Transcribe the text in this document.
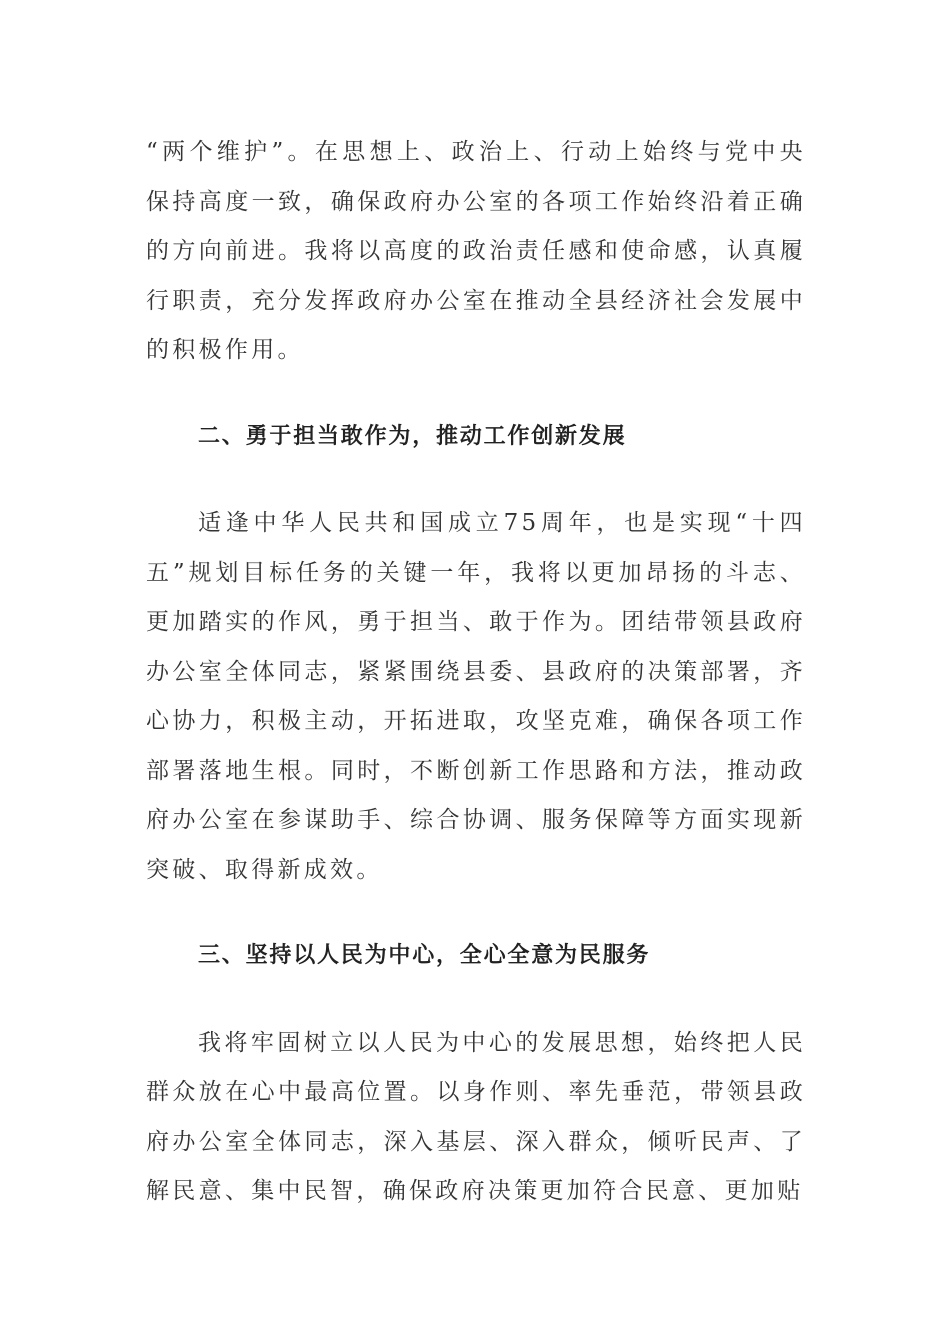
“两个维护”。在思想上、政治上、行动上始终与党中央保持高度一致，确保政府办公室的各项工作始终沿着正确的方向前进。我将以高度的政治责任感和使命感，认真履行职责，充分发挥政府办公室在推动全县经济社会发展中的积极作用。

二、勇于担当敢作为，推动工作创新发展

适逢中华人民共和国成立75周年，也是实现“十四五”规划目标任务的关键一年，我将以更加昂扬的斗志、更加踏实的作风，勇于担当、敢于作为。团结带领县政府办公室全体同志，紧紧围绕县委、县政府的决策部署，齐心协力，积极主动，开拓进取，攻坚克难，确保各项工作部署落地生根。同时，不断创新工作思路和方法，推动政府办公室在参谋助手、综合协调、服务保障等方面实现新突破、取得新成效。

三、坚持以人民为中心，全心全意为民服务

我将牢固树立以人民为中心的发展思想，始终把人民群众放在心中最高位置。以身作则、率先垂范，带领县政府办公室全体同志，深入基层、深入群众，倾听民声、了解民意、集中民智，确保政府决策更加符合民意、更加贴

□ □ □ □ □

- **The exercise**: Can you restate all the records above word for word while dropping the pictures?

- **Exercise response**:
Transcribe the text in this document.
“两个维护”。在思想上、政治上、行动上始终与党中央保持高度一致，确保政府办公室的各项工作始终沿着正确的方向前进。我将以高度的政治责任感和使命感，认真履行职责，充分发挥政府办公室在推动全县经济社会发展中的积极作用。

二、勇于担当敢作为，推动工作创新发展

适逢中华人民共和国成立75周年，也是实现“十四五”规划目标任务的关键一年，我将以更加昂扬的斗志、更加踏实的作风，勇于担当、敢于作为。团结带领县政府办公室全体同志，紧紧围绕县委、县政府的决策部署，齐心协力，积极主动，开拓进取，攻坚克难，确保各项工作部署落地生根。同时，不断创新工作思路和方法，推动政府办公室在参谋助手、综合协调、服务保障等方面实现新突破、取得新成效。

三、坚持以人民为中心，全心全意为民服务

我将牢固树立以人民为中心的发展思想，始终把人民群众放在心中最高位置。以身作则、率先垂范，带领县政府办公室全体同志，深入基层、深入群众，倾听民声、了解民意、集中民智，确保政府决策更加符合民意、更加贴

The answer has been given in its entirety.